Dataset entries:
>>>
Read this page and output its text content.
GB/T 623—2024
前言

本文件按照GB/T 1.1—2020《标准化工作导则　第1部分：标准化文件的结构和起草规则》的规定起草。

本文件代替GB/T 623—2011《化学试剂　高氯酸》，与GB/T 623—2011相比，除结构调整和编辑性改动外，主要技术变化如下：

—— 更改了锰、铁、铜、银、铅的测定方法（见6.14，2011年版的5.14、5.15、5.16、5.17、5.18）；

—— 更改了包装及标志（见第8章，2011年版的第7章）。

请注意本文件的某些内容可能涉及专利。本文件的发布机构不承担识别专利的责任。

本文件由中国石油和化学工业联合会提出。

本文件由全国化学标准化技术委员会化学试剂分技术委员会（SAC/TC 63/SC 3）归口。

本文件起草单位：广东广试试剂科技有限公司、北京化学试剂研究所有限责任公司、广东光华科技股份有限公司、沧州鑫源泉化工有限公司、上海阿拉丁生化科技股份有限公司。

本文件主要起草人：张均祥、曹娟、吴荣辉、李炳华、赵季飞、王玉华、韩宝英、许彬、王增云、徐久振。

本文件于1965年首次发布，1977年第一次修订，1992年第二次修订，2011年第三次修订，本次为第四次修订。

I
<<<
Extract the complete listing above, reproducing each line exactly.

TASK RESPONSE —
Read this page and output its text content.
GB/T 623—2024
前言

本文件按照GB/T 1.1—2020《标准化工作导则　第1部分：标准化文件的结构和起草规则》的规定起草。

本文件代替GB/T 623—2011《化学试剂　高氯酸》，与GB/T 623—2011相比，除结构调整和编辑性改动外，主要技术变化如下：

—— 更改了锰、铁、铜、银、铅的测定方法（见6.14，2011年版的5.14、5.15、5.16、5.17、5.18）；

—— 更改了包装及标志（见第8章，2011年版的第7章）。

请注意本文件的某些内容可能涉及专利。本文件的发布机构不承担识别专利的责任。

本文件由中国石油和化学工业联合会提出。

本文件由全国化学标准化技术委员会化学试剂分技术委员会（SAC/TC 63/SC 3）归口。

本文件起草单位：广东广试试剂科技有限公司、北京化学试剂研究所有限责任公司、广东光华科技股份有限公司、沧州鑫源泉化工有限公司、上海阿拉丁生化科技股份有限公司。

本文件主要起草人：张均祥、曹娟、吴荣辉、李炳华、赵季飞、王玉华、韩宝英、许彬、王增云、徐久振。

本文件于1965年首次发布，1977年第一次修订，1992年第二次修订，2011年第三次修订，本次为第四次修订。

I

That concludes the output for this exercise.